======== Exercise material
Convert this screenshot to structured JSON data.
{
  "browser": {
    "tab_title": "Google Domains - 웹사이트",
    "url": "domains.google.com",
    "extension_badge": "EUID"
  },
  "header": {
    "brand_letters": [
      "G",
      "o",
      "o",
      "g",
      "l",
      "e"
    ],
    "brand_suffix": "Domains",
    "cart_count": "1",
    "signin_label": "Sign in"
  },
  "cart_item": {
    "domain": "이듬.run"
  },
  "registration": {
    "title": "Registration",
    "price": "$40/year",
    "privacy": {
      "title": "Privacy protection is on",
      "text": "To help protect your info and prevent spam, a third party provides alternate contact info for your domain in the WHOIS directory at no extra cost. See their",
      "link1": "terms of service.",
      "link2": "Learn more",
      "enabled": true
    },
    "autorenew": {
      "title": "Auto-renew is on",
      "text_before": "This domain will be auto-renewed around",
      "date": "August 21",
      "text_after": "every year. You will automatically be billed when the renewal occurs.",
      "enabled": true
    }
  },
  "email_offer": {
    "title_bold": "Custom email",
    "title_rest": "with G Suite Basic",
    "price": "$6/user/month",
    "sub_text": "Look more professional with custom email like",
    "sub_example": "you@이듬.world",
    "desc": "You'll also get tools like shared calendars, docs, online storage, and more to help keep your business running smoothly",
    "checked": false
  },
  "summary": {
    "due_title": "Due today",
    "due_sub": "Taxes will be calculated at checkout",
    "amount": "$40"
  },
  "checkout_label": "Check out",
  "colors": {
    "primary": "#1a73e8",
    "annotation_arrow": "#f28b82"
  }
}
================
● **Aim**
Return every entry exactly as given.

● **Task result**
Convert this screenshot to structured JSON data.
{
  "browser": {
    "tab_title": "Google Domains - 웹사이트",
    "url": "domains.google.com",
    "extension_badge": "EUID"
  },
  "header": {
    "brand_letters": [
      "G",
      "o",
      "o",
      "g",
      "l",
      "e"
    ],
    "brand_suffix": "Domains",
    "cart_count": "1",
    "signin_label": "Sign in"
  },
  "cart_item": {
    "domain": "이듬.run"
  },
  "registration": {
    "title": "Registration",
    "price": "$40/year",
    "privacy": {
      "title": "Privacy protection is on",
      "text": "To help protect your info and prevent spam, a third party provides alternate contact info for your domain in the WHOIS directory at no extra cost. See their",
      "link1": "terms of service.",
      "link2": "Learn more",
      "enabled": true
    },
    "autorenew": {
      "title": "Auto-renew is on",
      "text_before": "This domain will be auto-renewed around",
      "date": "August 21",
      "text_after": "every year. You will automatically be billed when the renewal occurs.",
      "enabled": true
    }
  },
  "email_offer": {
    "title_bold": "Custom email",
    "title_rest": "with G Suite Basic",
    "price": "$6/user/month",
    "sub_text": "Look more professional with custom email like",
    "sub_example": "you@이듬.world",
    "desc": "You'll also get tools like shared calendars, docs, online storage, and more to help keep your business running smoothly",
    "checked": false
  },
  "summary": {
    "due_title": "Due today",
    "due_sub": "Taxes will be calculated at checkout",
    "amount": "$40"
  },
  "checkout_label": "Check out",
  "colors": {
    "primary": "#1a73e8",
    "annotation_arrow": "#f28b82"
  }
}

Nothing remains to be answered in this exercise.